What you are asked to do => Copy each line exactly. Leave nothing out.

▼▼▼

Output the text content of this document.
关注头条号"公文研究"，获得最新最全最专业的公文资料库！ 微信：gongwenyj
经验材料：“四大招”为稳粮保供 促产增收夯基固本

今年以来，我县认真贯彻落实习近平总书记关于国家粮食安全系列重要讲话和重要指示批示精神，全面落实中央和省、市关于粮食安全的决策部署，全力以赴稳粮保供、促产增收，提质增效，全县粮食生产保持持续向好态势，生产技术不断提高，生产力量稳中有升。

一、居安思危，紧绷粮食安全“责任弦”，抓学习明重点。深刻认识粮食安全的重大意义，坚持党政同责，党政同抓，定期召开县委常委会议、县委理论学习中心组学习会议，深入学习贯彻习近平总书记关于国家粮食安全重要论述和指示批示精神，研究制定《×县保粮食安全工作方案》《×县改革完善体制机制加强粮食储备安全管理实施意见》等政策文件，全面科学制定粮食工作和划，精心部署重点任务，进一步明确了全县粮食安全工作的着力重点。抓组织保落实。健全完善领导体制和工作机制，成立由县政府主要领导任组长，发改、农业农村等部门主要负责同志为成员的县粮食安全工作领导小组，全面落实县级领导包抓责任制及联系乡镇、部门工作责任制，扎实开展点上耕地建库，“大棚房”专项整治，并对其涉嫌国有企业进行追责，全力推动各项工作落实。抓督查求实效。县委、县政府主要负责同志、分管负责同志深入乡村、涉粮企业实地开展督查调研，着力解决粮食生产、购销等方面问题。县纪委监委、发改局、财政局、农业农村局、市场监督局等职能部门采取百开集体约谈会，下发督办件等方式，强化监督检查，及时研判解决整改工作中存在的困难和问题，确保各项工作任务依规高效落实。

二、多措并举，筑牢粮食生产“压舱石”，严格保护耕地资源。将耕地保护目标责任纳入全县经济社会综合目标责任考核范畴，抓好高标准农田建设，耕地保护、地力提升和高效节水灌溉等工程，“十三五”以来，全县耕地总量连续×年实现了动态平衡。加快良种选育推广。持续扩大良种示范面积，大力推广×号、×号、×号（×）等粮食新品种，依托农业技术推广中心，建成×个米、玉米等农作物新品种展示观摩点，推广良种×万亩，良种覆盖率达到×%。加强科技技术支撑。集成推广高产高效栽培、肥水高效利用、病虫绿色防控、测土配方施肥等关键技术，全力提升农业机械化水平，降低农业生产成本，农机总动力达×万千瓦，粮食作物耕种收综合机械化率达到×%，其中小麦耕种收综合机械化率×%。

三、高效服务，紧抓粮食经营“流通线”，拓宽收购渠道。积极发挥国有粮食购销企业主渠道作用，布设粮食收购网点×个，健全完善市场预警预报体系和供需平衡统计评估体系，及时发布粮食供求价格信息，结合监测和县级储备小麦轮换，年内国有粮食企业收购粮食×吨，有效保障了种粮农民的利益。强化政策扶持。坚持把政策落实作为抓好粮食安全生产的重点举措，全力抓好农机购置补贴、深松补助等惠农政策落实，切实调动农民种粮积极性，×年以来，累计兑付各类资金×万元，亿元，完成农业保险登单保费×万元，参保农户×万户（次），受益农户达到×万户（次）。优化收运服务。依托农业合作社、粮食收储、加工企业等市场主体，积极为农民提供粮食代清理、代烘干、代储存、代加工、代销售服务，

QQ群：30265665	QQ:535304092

▲▲▲

Exercise solution =>
Output the text content of this document.
关注头条号"公文研究"，获得最新最全最专业的公文资料库！ 微信：gongwenyj
经验材料：“四大招”为稳粮保供 促产增收夯基固本

今年以来，我县认真贯彻落实习近平总书记关于国家粮食安全系列重要讲话和重要指示批示精神，全面落实中央和省、市关于粮食安全的决策部署，全力以赴稳粮保供、促产增收，提质增效，全县粮食生产保持持续向好态势，生产技术不断提高，生产力量稳中有升。

一、居安思危，紧绷粮食安全“责任弦”，抓学习明重点。深刻认识粮食安全的重大意义，坚持党政同责，党政同抓，定期召开县委常委会议、县委理论学习中心组学习会议，深入学习贯彻习近平总书记关于国家粮食安全重要论述和指示批示精神，研究制定《×县保粮食安全工作方案》《×县改革完善体制机制加强粮食储备安全管理实施意见》等政策文件，全面科学制定粮食工作和划，精心部署重点任务，进一步明确了全县粮食安全工作的着力重点。抓组织保落实。健全完善领导体制和工作机制，成立由县政府主要领导任组长，发改、农业农村等部门主要负责同志为成员的县粮食安全工作领导小组，全面落实县级领导包抓责任制及联系乡镇、部门工作责任制，扎实开展点上耕地建库，“大棚房”专项整治，并对其涉嫌国有企业进行追责，全力推动各项工作落实。抓督查求实效。县委、县政府主要负责同志、分管负责同志深入乡村、涉粮企业实地开展督查调研，着力解决粮食生产、购销等方面问题。县纪委监委、发改局、财政局、农业农村局、市场监督局等职能部门采取百开集体约谈会，下发督办件等方式，强化监督检查，及时研判解决整改工作中存在的困难和问题，确保各项工作任务依规高效落实。

二、多措并举，筑牢粮食生产“压舱石”，严格保护耕地资源。将耕地保护目标责任纳入全县经济社会综合目标责任考核范畴，抓好高标准农田建设，耕地保护、地力提升和高效节水灌溉等工程，“十三五”以来，全县耕地总量连续×年实现了动态平衡。加快良种选育推广。持续扩大良种示范面积，大力推广×号、×号、×号（×）等粮食新品种，依托农业技术推广中心，建成×个米、玉米等农作物新品种展示观摩点，推广良种×万亩，良种覆盖率达到×%。加强科技技术支撑。集成推广高产高效栽培、肥水高效利用、病虫绿色防控、测土配方施肥等关键技术，全力提升农业机械化水平，降低农业生产成本，农机总动力达×万千瓦，粮食作物耕种收综合机械化率达到×%，其中小麦耕种收综合机械化率×%。

三、高效服务，紧抓粮食经营“流通线”，拓宽收购渠道。积极发挥国有粮食购销企业主渠道作用，布设粮食收购网点×个，健全完善市场预警预报体系和供需平衡统计评估体系，及时发布粮食供求价格信息，结合监测和县级储备小麦轮换，年内国有粮食企业收购粮食×吨，有效保障了种粮农民的利益。强化政策扶持。坚持把政策落实作为抓好粮食安全生产的重点举措，全力抓好农机购置补贴、深松补助等惠农政策落实，切实调动农民种粮积极性，×年以来，累计兑付各类资金×万元，亿元，完成农业保险登单保费×万元，参保农户×万户（次），受益农户达到×万户（次）。优化收运服务。依托农业合作社、粮食收储、加工企业等市场主体，积极为农民提供粮食代清理、代烘干、代储存、代加工、代销售服务，

QQ群：30265665	QQ:535304092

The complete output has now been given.